_TASK GOAL_. The entries below are to be transcribed in full, without their images.

╔══

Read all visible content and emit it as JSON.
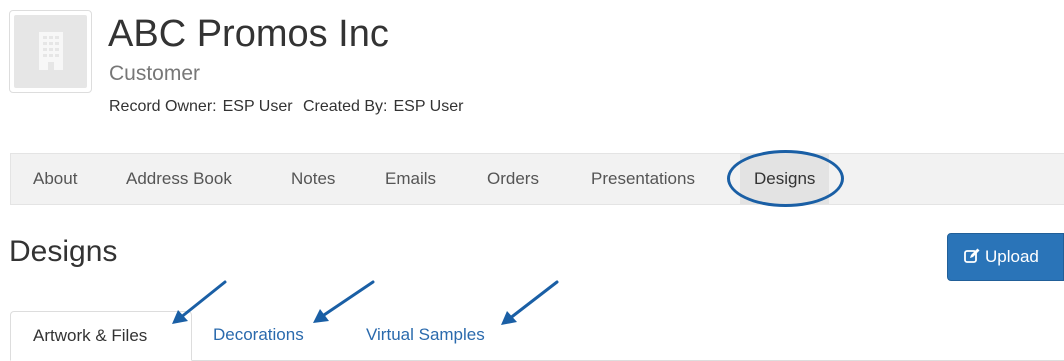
{
  "header": {
    "company_name": "ABC Promos Inc",
    "record_type": "Customer",
    "record_owner_label": "Record Owner:",
    "record_owner": "ESP User",
    "created_by_label": "Created By:",
    "created_by": "ESP User",
    "avatar_icon": "building-icon"
  },
  "nav": {
    "items": [
      {
        "label": "About"
      },
      {
        "label": "Address Book"
      },
      {
        "label": "Notes"
      },
      {
        "label": "Emails"
      },
      {
        "label": "Orders"
      },
      {
        "label": "Presentations"
      },
      {
        "label": "Designs",
        "active": true
      }
    ]
  },
  "section": {
    "title": "Designs",
    "upload_label": "Upload",
    "upload_icon": "edit-icon"
  },
  "tabs": {
    "items": [
      {
        "label": "Artwork & Files",
        "active": true
      },
      {
        "label": "Decorations"
      },
      {
        "label": "Virtual Samples"
      }
    ]
  },
  "colors": {
    "accent": "#2a74b8",
    "link": "#2a6aad",
    "annotation": "#1a5fa5"
  }
}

╚══

_ANSWER BELOW_.
Read all visible content and emit it as JSON.
{
  "header": {
    "company_name": "ABC Promos Inc",
    "record_type": "Customer",
    "record_owner_label": "Record Owner:",
    "record_owner": "ESP User",
    "created_by_label": "Created By:",
    "created_by": "ESP User",
    "avatar_icon": "building-icon"
  },
  "nav": {
    "items": [
      {
        "label": "About"
      },
      {
        "label": "Address Book"
      },
      {
        "label": "Notes"
      },
      {
        "label": "Emails"
      },
      {
        "label": "Orders"
      },
      {
        "label": "Presentations"
      },
      {
        "label": "Designs",
        "active": true
      }
    ]
  },
  "section": {
    "title": "Designs",
    "upload_label": "Upload",
    "upload_icon": "edit-icon"
  },
  "tabs": {
    "items": [
      {
        "label": "Artwork & Files",
        "active": true
      },
      {
        "label": "Decorations"
      },
      {
        "label": "Virtual Samples"
      }
    ]
  },
  "colors": {
    "accent": "#2a74b8",
    "link": "#2a6aad",
    "annotation": "#1a5fa5"
  }
}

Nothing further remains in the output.